## KUTIPAN DOKUMEN
********

Al-Ghazali membagi ilmu pengetahuan menjadi tiga bagian, yaitu:
a.
Ilmu yang tercela,
sedikit atau banyak. Ilmu tidak ada manfaatnya baik di dunia maupun di akhirat,
seperti ilmu nujum, sihir, dan ilmu perdukunan. Bila ilmu ini dipelajari akan
membawa mudharat bagi yang memilikinya maupun orang lain, dan akan meragukan
Allah SWT.
b.
Ilmu yang terpuji,
sedikit atau banyak, misalnya ilmu tauhid, dan ilmu agama. Bila ilmu ini
dipelajari akan membawa orang kepadajiwa yang suci bersih dari kerendahan dan
keburukan serta dapat mendekatkan diri kepada Allah SWT.
c.
Ilmu yang terpuji pada taraf tertentu, dan
tidak boleh didalami, karena dapat membawa kepada goncangan iman, seperti ilmu
filsafat.
Dari ketiga kelompok ilmu tersebut, al-Ghazali membagi lagi menjadi dua bagian dilihat dari kepentingannya, yaitu:
a.
Ilmu yang fardhu
(wajib) untuk diketahui oleh semua orang muslim, yaitu ilmu agama
b.
Ilmu yang merupakan
fardhu kifayah untuk dipelajari setiap muslim, ilmu dimanfaatkan untuk
memudahkan urusan duniawi, seperti: ilmu hitung, kedokteran, teknik, dan ilmu
pertanian dan industri.
Dalam menyusun kurikulum pelajaran, al-Ghazali memberi perhatian khusus pada ilmu-ilmu agama dan etika sebagaimana yang dilakukannya terhadap ilmu-ilmu yang sangat menentukan bagi kehidupan masyarakat. Kurikulum menurut Al-Ghazali didasarkan pada dua kecenderungan sebagai berikut:
a.
kecenderungan agama
dan tasawuf. Kecenderungan ini membuat al-Ghazali menempatkan ilmu-ilmu agama
di atas segalanya dan memandangnya sebagai alat untuk menyucikan diri dan
membersihkannya dari pengaruh kehidupan dunia. Dengan kecenderungan ini, maka
al-Ghazali sangat mementingkan pendidikan etika, karena menurutnya ilmu ini
berkaitan erat dengan ilmu agama.
b.
kecenderungan
pragmatis. Kecenderungan ini tampak dalam karya tulisnya. Al-Ghazali beberapa
kali mengulangi penilaian terhadap ilmu berdasarkan manfaatnya bagi manusia,
baik kehidupan di dunia, maupun untuk kehidupan akhirat, ia menjelaskan bahwa
ilmu yang tidak bermanfaat bagi manusia merupakan ilmu yang tak bernilai. Bagi
al-Ghazali, setiap ilmu harus dilihat dari fungsi dan kegunaannya dalam bentuk
amaliyah.

********

## SOAL LATIHAN
A - Dalam kutipan dokumen tentang pembagian ilmu menurut al-Ghazali, ilmu apa saja yang disebut sebagai contoh ilmu yang tercela?
B - Salin tanpa perubahan baris-baris pada data, dari baris yang memuat "license-plate: HD-2 bbox=[364, 1683, 458, 1727]" hingga baris yang memuat "headline-line-2: de Chile", termasuk kedua baris tersebut.

********

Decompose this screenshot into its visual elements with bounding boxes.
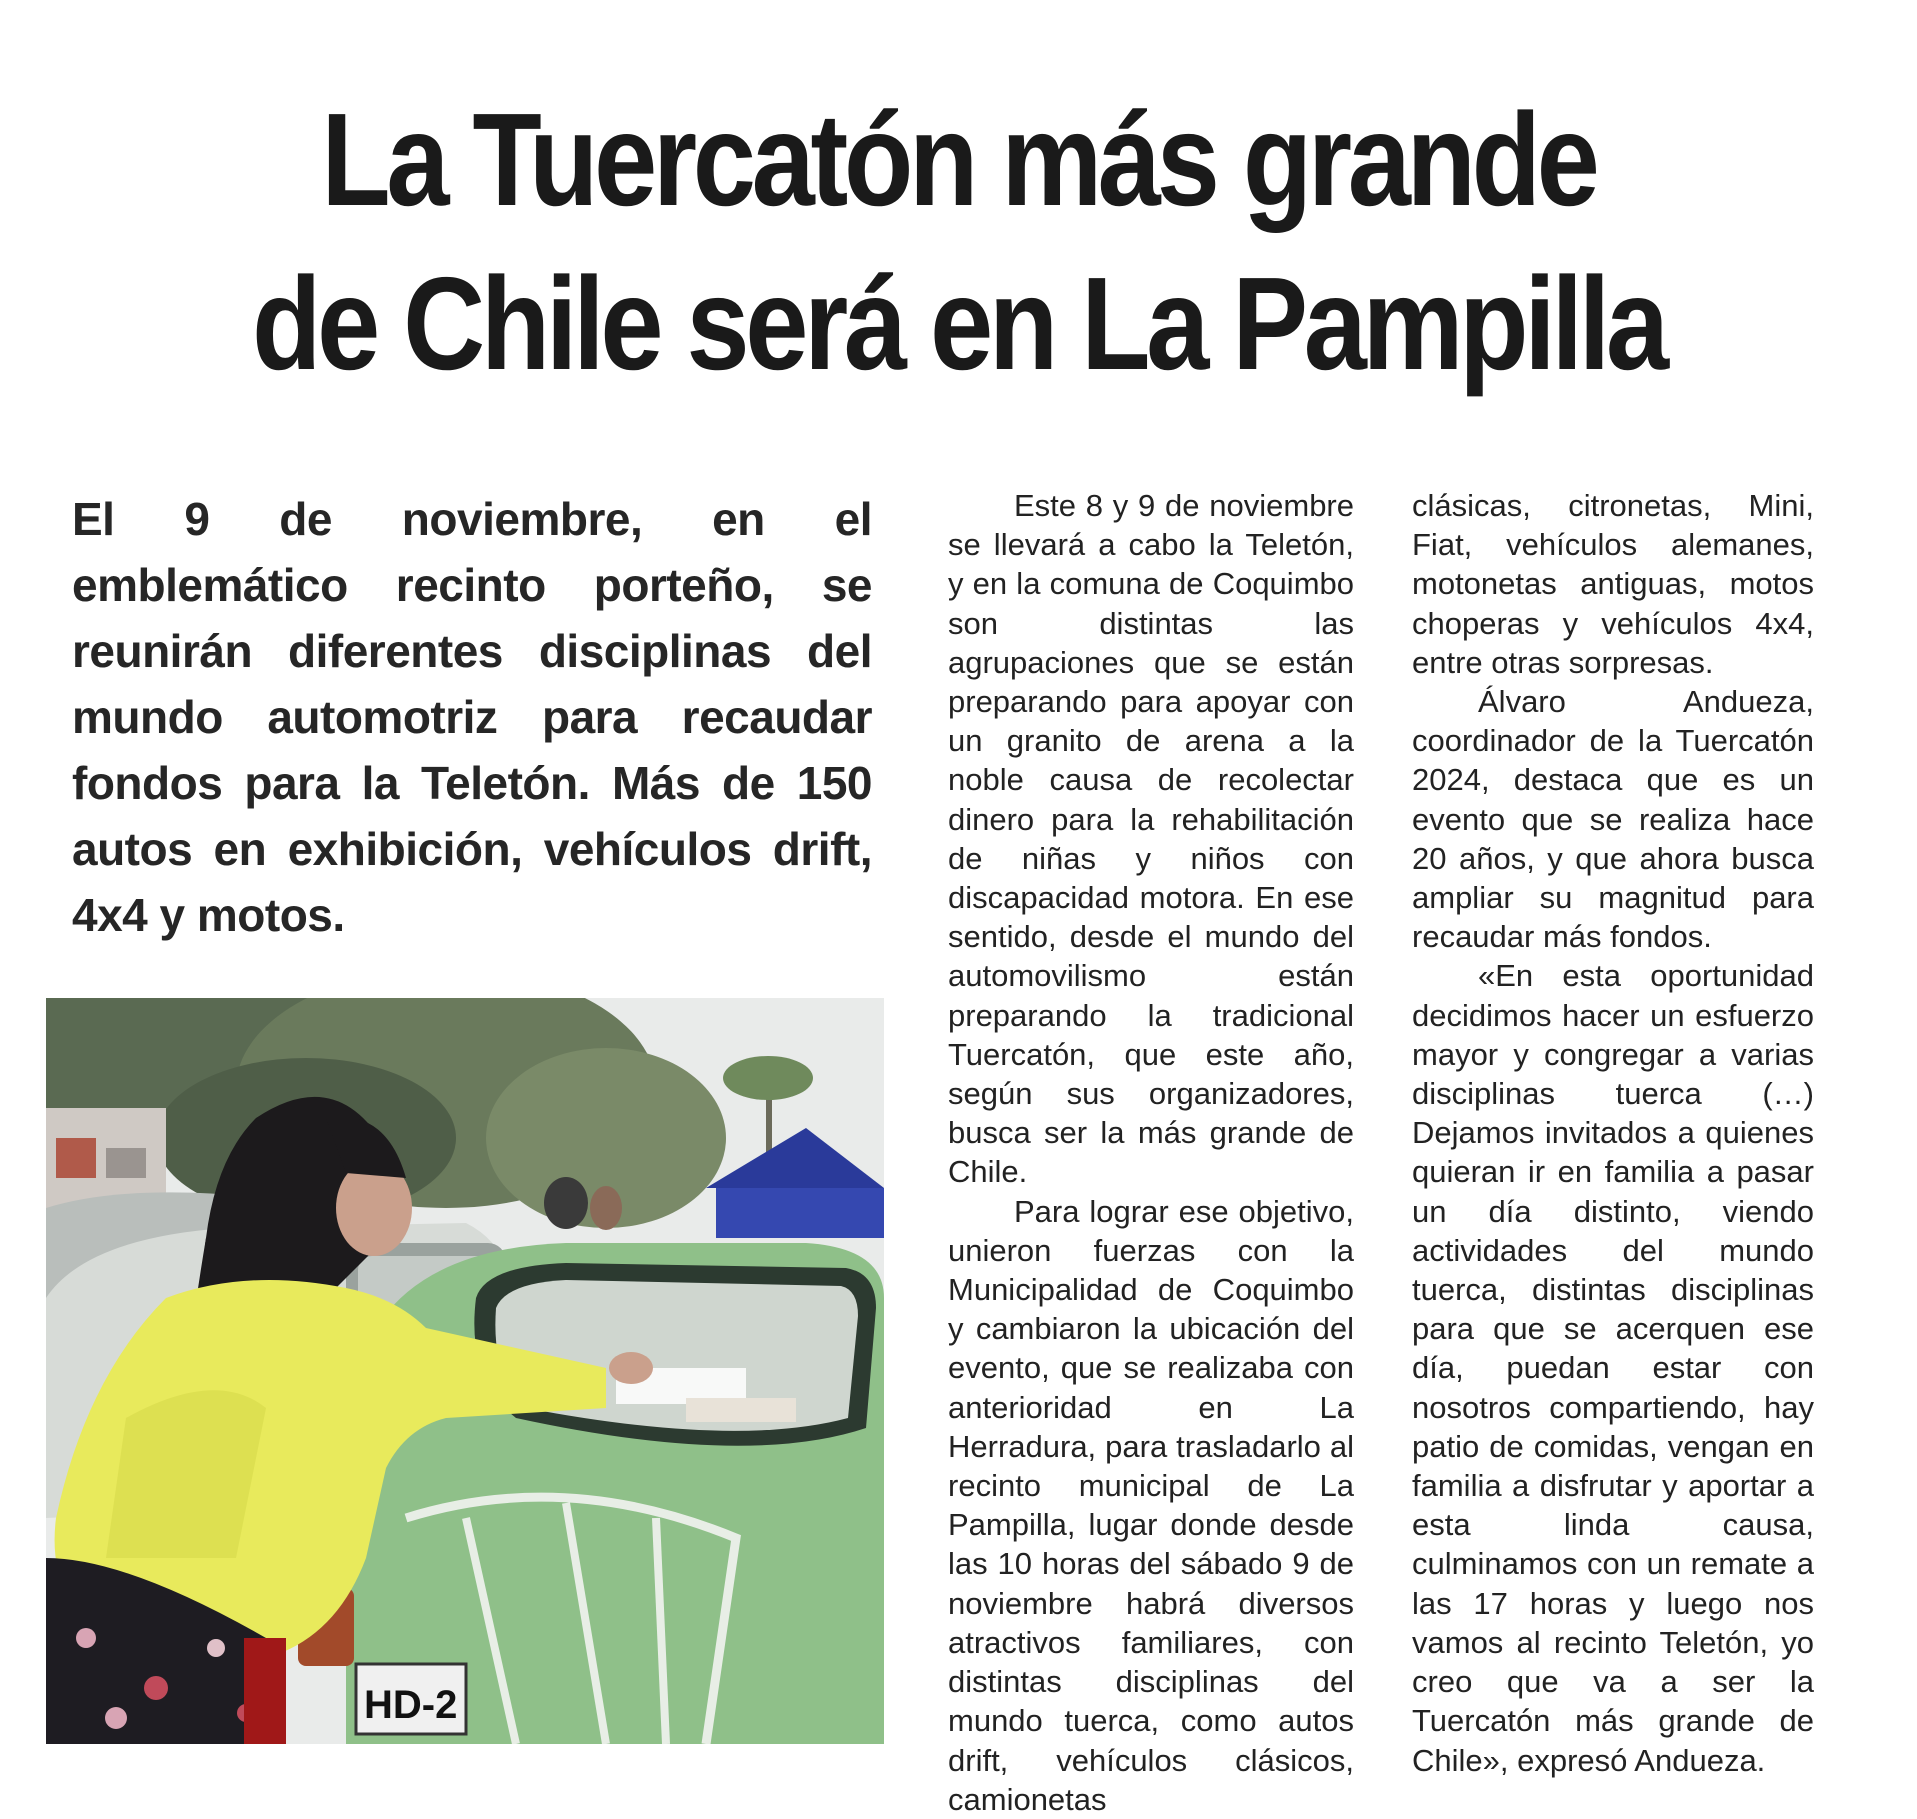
license-plate: HD-2 bbox=[364, 1683, 458, 1727]
column-2-paragraph-2: Álvaro Andueza, coordinador de la Tuercatón 2024, destaca que es un evento que se realiza hace 20 años, y que ahora busca ampliar su magnitud para recaudar más fondos. bbox=[1412, 684, 1814, 955]
article-column-1 bbox=[948, 486, 1354, 1819]
headline-line-2: de Chile será en La Pampilla bbox=[252, 250, 1665, 397]
lead-paragraph: El 9 de noviembre, en el emblemático recinto porteño, se reunirán diferentes disciplinas del mundo automotriz para recaudar fondos para la Teletón. Más de 150 autos en exhibición, vehículos drift, 4x4 y motos. bbox=[72, 493, 872, 941]
column-1-paragraph-2: Para lograr ese objetivo, unieron fuerzas con la Municipalidad de Coquimbo y cambiaron la ubicación del evento, que se realizaba con anterioridad en La Herradura, para trasladarlo al recinto municipal de La Pampilla, lugar donde desde las 10 horas del sábado 9 de noviembre habrá diversos atractivos familiares, con distintas disciplinas del mundo tuerca, como autos drift, vehículos clásicos, camionetas bbox=[948, 1193, 1354, 1817]
column-1-paragraph-1: Este 8 y 9 de noviembre se llevará a cabo la Teletón, y en la comuna de Coquimbo son distintas las agrupaciones que se están preparando para apoyar con un granito de arena a la noble causa de recolectar dinero para la rehabilitación de niñas y niños con discapacidad motora. En ese sentido, desde el mundo del automovilismo están preparando la tradicional Tuercatón, que este año, según sus organizadores, busca ser la más grande de Chile. bbox=[948, 488, 1354, 1190]
headline-line-1: La Tuercatón más grande bbox=[321, 86, 1596, 233]
column-2-paragraph-3: «En esta oportunidad decidimos hacer un esfuerzo mayor y congregar a varias disciplinas tuerca (…) Dejamos invitados a quienes quieran ir en familia a pasar un día distinto, viendo actividades del mundo tuerca, distintas disciplinas para que se acerquen ese día, puedan estar con nosotros compartiendo, hay patio de comidas, vengan en familia a disfrutar y aportar a esta linda causa, culminamos con un remate a las 17 horas y luego nos vamos al recinto Teletón, yo creo que va a ser la Tuercatón más grande de Chile», expresó Andueza. bbox=[1412, 958, 1814, 1778]
article-column-2 bbox=[1412, 486, 1814, 1780]
column-2-paragraph-1: clásicas, citronetas, Mini, Fiat, vehículos alemanes, motonetas antiguas, motos choperas y vehículos 4x4, entre otras sorpresas. bbox=[1412, 488, 1814, 680]
headline bbox=[134, 78, 1783, 406]
article-photo bbox=[46, 998, 884, 1744]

********

## JAWABAN TIAP SOAL
A - Ilmu nujum, sihir, dan ilmu perdukunan.

B -
license-plate: HD-2 bbox=[364, 1683, 458, 1727]
column-2-paragraph-2: Álvaro Andueza, coordinador de la Tuercatón 2024, destaca que es un evento que se realiza hace 20 años, y que ahora busca ampliar su magnitud para recaudar más fondos. bbox=[1412, 684, 1814, 955]
article-column-1 bbox=[948, 486, 1354, 1819]
headline-line-2: de Chile será en La Pampilla bbox=[252, 250, 1665, 397]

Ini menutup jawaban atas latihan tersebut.